# [Written problem]
The answer is a single number: how many lines hold the string "Direction".

** Start of Data extract **

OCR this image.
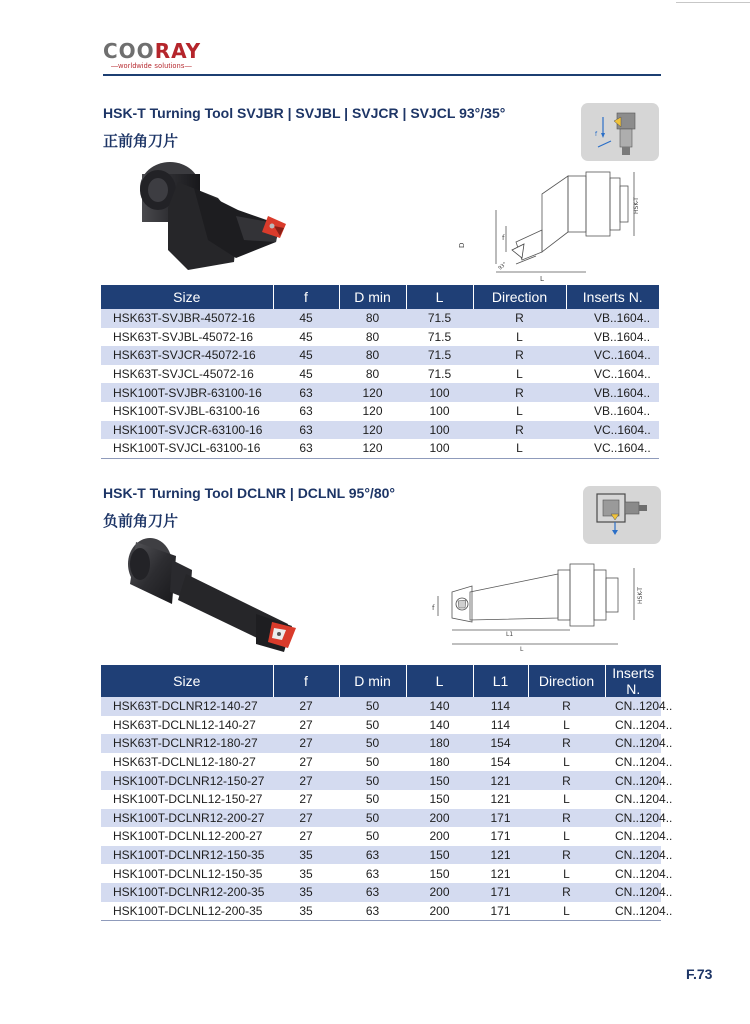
COORAY
—worldwide solutions—
HSK-T Turning Tool SVJBR | SVJBL | SVJCR | SVJCL 93°/35°
正前角刀片	f
D
f
L
HSK-T
93°
Size	f	D min	L	Direction	Inserts N.
HSK63T-SVJBR-45072-16	45	80	71.5	R	VB..1604..
HSK63T-SVJBL-45072-16	45	80	71.5	L	VB..1604..
HSK63T-SVJCR-45072-16	45	80	71.5	R	VC..1604..
HSK63T-SVJCL-45072-16	45	80	71.5	L	VC..1604..
HSK100T-SVJBR-63100-16	63	120	100	R	VB..1604..
HSK100T-SVJBL-63100-16	63	120	100	L	VB..1604..
HSK100T-SVJCR-63100-16	63	120	100	R	VC..1604..
HSK100T-SVJCL-63100-16	63	120	100	L	VC..1604..
HSK-T Turning Tool DCLNR | DCLNL 95°/80°
负前角刀片
f
L1
L
HSK-T
Size	f	D min	L	L1	Direction	Inserts N.
HSK63T-DCLNR12-140-27	27	50	140	114	R	CN..1204..
HSK63T-DCLNL12-140-27	27	50	140	114	L	CN..1204..
HSK63T-DCLNR12-180-27	27	50	180	154	R	CN..1204..
HSK63T-DCLNL12-180-27	27	50	180	154	L	CN..1204..
HSK100T-DCLNR12-150-27	27	50	150	121	R	CN..1204..
HSK100T-DCLNL12-150-27	27	50	150	121	L	CN..1204..
HSK100T-DCLNR12-200-27	27	50	200	171	R	CN..1204..
HSK100T-DCLNL12-200-27	27	50	200	171	L	CN..1204..
HSK100T-DCLNR12-150-35	35	63	150	121	R	CN..1204..
HSK100T-DCLNL12-150-35	35	63	150	121	L	CN..1204..
HSK100T-DCLNR12-200-35	35	63	200	171	R	CN..1204..
HSK100T-DCLNL12-200-35	35	63	200	171	L	CN..1204..
F.73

** End of Data extract **

# [Task output]
2